Exercise instructions: Gather all lines in the entries that include the word "list".
======== Extracted records
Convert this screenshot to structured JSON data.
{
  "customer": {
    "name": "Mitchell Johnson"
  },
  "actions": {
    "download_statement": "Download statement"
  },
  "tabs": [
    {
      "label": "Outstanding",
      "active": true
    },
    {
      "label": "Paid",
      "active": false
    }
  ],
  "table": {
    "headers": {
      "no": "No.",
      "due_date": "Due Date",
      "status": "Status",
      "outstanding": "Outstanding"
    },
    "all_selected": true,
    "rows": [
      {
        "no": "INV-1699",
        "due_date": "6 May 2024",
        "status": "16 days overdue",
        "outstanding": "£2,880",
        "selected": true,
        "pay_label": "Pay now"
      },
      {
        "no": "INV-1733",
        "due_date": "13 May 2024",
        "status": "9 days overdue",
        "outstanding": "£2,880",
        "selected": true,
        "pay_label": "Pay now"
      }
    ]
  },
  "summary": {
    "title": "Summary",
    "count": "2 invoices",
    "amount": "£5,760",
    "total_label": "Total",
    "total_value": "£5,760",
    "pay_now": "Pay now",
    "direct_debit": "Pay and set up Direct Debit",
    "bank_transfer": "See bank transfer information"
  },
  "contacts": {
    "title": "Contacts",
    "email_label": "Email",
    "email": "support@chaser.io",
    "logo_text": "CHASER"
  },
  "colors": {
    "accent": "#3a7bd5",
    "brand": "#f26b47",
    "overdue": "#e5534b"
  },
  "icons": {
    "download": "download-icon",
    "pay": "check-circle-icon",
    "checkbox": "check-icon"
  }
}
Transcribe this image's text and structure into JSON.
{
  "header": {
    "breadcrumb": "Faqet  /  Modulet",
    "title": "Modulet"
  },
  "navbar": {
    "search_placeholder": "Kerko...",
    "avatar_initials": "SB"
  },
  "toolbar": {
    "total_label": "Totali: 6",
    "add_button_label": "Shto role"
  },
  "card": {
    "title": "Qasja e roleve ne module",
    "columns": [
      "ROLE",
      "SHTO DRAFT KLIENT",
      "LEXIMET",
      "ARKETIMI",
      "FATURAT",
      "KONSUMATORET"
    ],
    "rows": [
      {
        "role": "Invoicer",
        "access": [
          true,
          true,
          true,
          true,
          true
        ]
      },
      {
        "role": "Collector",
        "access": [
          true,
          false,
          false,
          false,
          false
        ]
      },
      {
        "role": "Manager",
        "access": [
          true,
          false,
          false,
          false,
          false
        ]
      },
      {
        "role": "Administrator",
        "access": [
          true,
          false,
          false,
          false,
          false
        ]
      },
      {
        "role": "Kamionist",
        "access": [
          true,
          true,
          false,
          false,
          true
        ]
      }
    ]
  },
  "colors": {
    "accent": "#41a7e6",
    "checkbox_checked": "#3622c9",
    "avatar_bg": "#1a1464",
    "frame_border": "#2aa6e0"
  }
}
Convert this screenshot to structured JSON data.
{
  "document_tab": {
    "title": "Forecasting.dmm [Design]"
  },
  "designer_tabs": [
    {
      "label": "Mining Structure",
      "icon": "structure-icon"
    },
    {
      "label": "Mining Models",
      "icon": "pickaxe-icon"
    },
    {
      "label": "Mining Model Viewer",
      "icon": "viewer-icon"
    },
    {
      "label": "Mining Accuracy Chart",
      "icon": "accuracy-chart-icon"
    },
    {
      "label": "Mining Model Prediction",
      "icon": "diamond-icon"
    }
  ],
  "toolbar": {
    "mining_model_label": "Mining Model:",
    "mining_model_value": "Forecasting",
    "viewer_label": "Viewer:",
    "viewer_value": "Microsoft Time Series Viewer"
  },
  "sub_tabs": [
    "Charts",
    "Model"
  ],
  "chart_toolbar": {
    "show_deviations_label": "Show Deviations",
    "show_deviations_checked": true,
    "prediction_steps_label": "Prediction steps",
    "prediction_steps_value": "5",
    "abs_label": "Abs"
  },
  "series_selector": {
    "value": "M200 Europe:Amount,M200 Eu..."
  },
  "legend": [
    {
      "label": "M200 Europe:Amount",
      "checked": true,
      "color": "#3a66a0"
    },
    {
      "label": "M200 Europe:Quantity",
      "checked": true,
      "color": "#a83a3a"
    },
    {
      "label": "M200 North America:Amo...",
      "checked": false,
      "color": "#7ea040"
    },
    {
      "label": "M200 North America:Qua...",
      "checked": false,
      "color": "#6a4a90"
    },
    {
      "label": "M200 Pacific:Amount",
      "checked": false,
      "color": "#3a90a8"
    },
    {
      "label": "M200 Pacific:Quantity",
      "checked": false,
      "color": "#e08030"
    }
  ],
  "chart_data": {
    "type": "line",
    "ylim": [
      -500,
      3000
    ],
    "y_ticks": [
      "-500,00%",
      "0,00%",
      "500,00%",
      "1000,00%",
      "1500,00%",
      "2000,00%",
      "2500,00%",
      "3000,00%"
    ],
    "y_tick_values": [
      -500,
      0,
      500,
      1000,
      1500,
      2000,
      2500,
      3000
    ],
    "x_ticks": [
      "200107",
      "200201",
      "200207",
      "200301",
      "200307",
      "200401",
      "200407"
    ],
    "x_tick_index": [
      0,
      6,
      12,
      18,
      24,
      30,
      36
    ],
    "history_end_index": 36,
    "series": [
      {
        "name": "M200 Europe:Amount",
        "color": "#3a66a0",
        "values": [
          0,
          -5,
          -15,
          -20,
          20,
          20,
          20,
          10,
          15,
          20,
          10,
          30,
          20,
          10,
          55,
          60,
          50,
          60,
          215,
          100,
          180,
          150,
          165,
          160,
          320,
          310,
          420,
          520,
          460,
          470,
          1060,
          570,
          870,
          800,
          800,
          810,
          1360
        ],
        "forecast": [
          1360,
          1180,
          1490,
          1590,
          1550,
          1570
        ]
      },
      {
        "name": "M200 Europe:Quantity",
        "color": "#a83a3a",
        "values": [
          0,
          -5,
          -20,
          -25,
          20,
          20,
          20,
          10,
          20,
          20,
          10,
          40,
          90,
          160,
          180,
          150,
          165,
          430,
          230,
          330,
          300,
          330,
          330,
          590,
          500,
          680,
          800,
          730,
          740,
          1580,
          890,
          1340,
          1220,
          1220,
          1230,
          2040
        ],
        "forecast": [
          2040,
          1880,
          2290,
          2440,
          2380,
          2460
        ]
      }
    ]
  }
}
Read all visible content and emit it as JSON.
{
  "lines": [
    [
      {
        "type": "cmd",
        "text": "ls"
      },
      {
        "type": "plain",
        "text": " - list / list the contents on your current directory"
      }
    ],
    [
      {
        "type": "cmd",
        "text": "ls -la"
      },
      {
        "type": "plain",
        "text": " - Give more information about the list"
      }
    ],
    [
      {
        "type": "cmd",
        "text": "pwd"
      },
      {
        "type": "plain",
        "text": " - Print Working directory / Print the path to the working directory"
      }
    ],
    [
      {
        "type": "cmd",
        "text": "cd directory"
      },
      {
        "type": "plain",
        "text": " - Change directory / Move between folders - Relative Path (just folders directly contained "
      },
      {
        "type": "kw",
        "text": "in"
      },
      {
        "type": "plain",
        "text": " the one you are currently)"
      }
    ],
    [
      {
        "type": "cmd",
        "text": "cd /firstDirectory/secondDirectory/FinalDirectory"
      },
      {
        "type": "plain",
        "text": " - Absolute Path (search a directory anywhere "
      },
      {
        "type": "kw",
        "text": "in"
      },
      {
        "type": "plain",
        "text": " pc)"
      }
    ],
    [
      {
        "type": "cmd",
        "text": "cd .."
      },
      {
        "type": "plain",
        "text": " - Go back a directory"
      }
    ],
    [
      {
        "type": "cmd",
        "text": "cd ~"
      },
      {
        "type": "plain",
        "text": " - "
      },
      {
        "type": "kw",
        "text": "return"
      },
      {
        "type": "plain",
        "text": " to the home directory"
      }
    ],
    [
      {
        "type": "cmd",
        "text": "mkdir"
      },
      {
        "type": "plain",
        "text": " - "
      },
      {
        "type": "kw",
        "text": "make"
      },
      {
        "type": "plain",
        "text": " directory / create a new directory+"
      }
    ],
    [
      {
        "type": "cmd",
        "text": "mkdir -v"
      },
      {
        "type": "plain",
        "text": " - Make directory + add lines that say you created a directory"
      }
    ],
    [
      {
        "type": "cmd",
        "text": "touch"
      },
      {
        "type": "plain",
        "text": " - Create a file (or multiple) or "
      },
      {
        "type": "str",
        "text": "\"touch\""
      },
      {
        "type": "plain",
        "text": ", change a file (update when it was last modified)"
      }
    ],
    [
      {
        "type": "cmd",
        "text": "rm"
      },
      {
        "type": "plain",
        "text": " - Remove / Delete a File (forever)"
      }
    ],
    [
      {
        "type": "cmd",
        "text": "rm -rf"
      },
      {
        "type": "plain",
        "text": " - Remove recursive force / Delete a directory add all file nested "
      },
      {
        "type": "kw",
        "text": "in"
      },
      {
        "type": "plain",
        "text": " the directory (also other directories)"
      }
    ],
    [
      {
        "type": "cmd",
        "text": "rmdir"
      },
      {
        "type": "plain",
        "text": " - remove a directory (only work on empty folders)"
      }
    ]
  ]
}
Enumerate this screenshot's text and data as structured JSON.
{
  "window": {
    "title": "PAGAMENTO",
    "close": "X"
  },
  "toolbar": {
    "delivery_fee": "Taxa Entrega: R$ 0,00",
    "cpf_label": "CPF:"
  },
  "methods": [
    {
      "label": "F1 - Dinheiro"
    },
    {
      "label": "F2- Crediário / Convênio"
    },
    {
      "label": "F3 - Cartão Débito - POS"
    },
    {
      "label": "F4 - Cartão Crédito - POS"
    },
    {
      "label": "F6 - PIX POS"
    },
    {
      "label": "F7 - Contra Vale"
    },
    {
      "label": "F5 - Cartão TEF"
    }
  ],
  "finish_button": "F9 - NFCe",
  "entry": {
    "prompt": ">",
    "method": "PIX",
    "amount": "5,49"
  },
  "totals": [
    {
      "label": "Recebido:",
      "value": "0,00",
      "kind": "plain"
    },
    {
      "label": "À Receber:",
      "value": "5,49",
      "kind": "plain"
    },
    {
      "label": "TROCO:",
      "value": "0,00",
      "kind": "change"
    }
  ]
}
================
Exercise answer:
        "text": " - list / list the contents on your current directory"
        "text": " - Give more information about the list"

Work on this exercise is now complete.